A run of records
## BEGIN

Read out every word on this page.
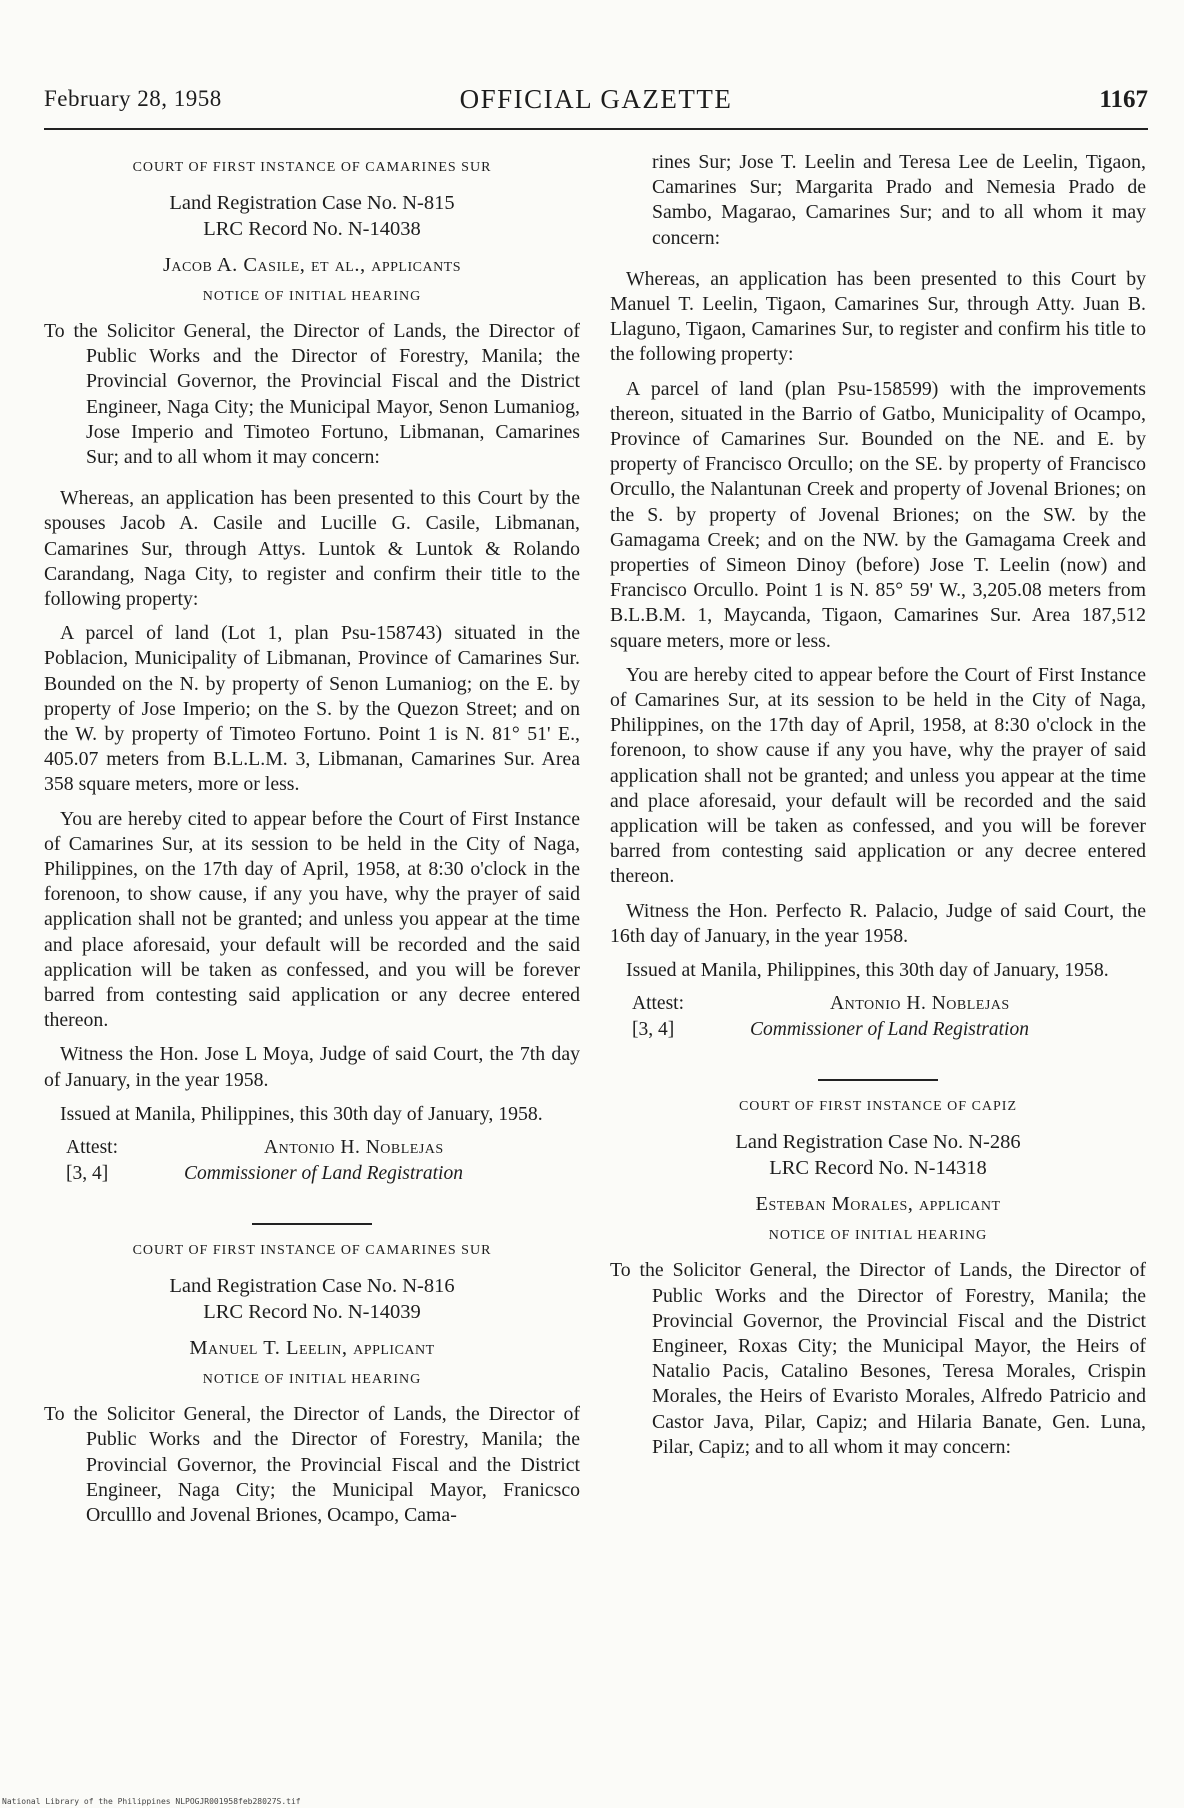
February 28, 1958	OFFICIAL GAZETTE	1167
COURT OF FIRST INSTANCE OF CAMARINES SUR
Land Registration Case No. N-815
LRC Record No. N-14038
Jacob A. Casile, et al., applicants
NOTICE OF INITIAL HEARING

To the Solicitor General, the Director of Lands, the Director of Public Works and the Director of Forestry, Manila; the Provincial Governor, the Provincial Fiscal and the District Engineer, Naga City; the Municipal Mayor, Senon Lumaniog, Jose Imperio and Timoteo Fortuno, Libmanan, Camarines Sur; and to all whom it may concern:

Whereas, an application has been presented to this Court by the spouses Jacob A. Casile and Lucille G. Casile, Libmanan, Camarines Sur, through Attys. Luntok & Luntok & Rolando Carandang, Naga City, to register and confirm their title to the following property:

A parcel of land (Lot 1, plan Psu-158743) situated in the Poblacion, Municipality of Libmanan, Province of Camarines Sur. Bounded on the N. by property of Senon Lumaniog; on the E. by property of Jose Imperio; on the S. by the Quezon Street; and on the W. by property of Timoteo Fortuno. Point 1 is N. 81° 51' E., 405.07 meters from B.L.L.M. 3, Libmanan, Camarines Sur. Area 358 square meters, more or less.

You are hereby cited to appear before the Court of First Instance of Camarines Sur, at its session to be held in the City of Naga, Philippines, on the 17th day of April, 1958, at 8:30 o'clock in the forenoon, to show cause, if any you have, why the prayer of said application shall not be granted; and unless you appear at the time and place aforesaid, your default will be recorded and the said application will be taken as confessed, and you will be forever barred from contesting said application or any decree entered thereon.

Witness the Hon. Jose L Moya, Judge of said Court, the 7th day of January, in the year 1958.

Issued at Manila, Philippines, this 30th day of January, 1958.

Attest:
[3, 4]
Antonio H. Noblejas
Commissioner of Land Registration
COURT OF FIRST INSTANCE OF CAMARINES SUR
Land Registration Case No. N-816
LRC Record No. N-14039
Manuel T. Leelin, applicant
NOTICE OF INITIAL HEARING

To the Solicitor General, the Director of Lands, the Director of Public Works and the Director of Forestry, Manila; the Provincial Governor, the Provincial Fiscal and the District Engineer, Naga City; the Municipal Mayor, Franicsco Orculllo and Jovenal Briones, Ocampo, Cama-

rines Sur; Jose T. Leelin and Teresa Lee de Leelin, Tigaon, Camarines Sur; Margarita Prado and Nemesia Prado de Sambo, Magarao, Camarines Sur; and to all whom it may concern:

Whereas, an application has been presented to this Court by Manuel T. Leelin, Tigaon, Camarines Sur, through Atty. Juan B. Llaguno, Tigaon, Camarines Sur, to register and confirm his title to the following property:

A parcel of land (plan Psu-158599) with the improvements thereon, situated in the Barrio of Gatbo, Municipality of Ocampo, Province of Camarines Sur. Bounded on the NE. and E. by property of Francisco Orcullo; on the SE. by property of Francisco Orcullo, the Nalantunan Creek and property of Jovenal Briones; on the S. by property of Jovenal Briones; on the SW. by the Gamagama Creek; and on the NW. by the Gamagama Creek and properties of Simeon Dinoy (before) Jose T. Leelin (now) and Francisco Orcullo. Point 1 is N. 85° 59' W., 3,205.08 meters from B.L.B.M. 1, Maycanda, Tigaon, Camarines Sur. Area 187,512 square meters, more or less.

You are hereby cited to appear before the Court of First Instance of Camarines Sur, at its session to be held in the City of Naga, Philippines, on the 17th day of April, 1958, at 8:30 o'clock in the forenoon, to show cause if any you have, why the prayer of said application shall not be granted; and unless you appear at the time and place aforesaid, your default will be recorded and the said application will be taken as confessed, and you will be forever barred from contesting said application or any decree entered thereon.

Witness the Hon. Perfecto R. Palacio, Judge of said Court, the 16th day of January, in the year 1958.

Issued at Manila, Philippines, this 30th day of January, 1958.

Attest:
[3, 4]
Antonio H. Noblejas
Commissioner of Land Registration
COURT OF FIRST INSTANCE OF CAPIZ
Land Registration Case No. N-286
LRC Record No. N-14318
Esteban Morales, applicant
NOTICE OF INITIAL HEARING

To the Solicitor General, the Director of Lands, the Director of Public Works and the Director of Forestry, Manila; the Provincial Governor, the Provincial Fiscal and the District Engineer, Roxas City; the Municipal Mayor, the Heirs of Natalio Pacis, Catalino Besones, Teresa Morales, Crispin Morales, the Heirs of Evaristo Morales, Alfredo Patricio and Castor Java, Pilar, Capiz; and Hilaria Banate, Gen. Luna, Pilar, Capiz; and to all whom it may concern:

National Library of the Philippines NLPOGJR001958feb28027S.tif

## END

Problem to solve:
Show each line holding the word "Judge".

Output for this exercise:
Witness the Hon. Jose L Moya, Judge of said Court, the 7th day of January, in the year 1958.
Witness the Hon. Perfecto R. Palacio, Judge of said Court, the 16th day of January, in the year 1958.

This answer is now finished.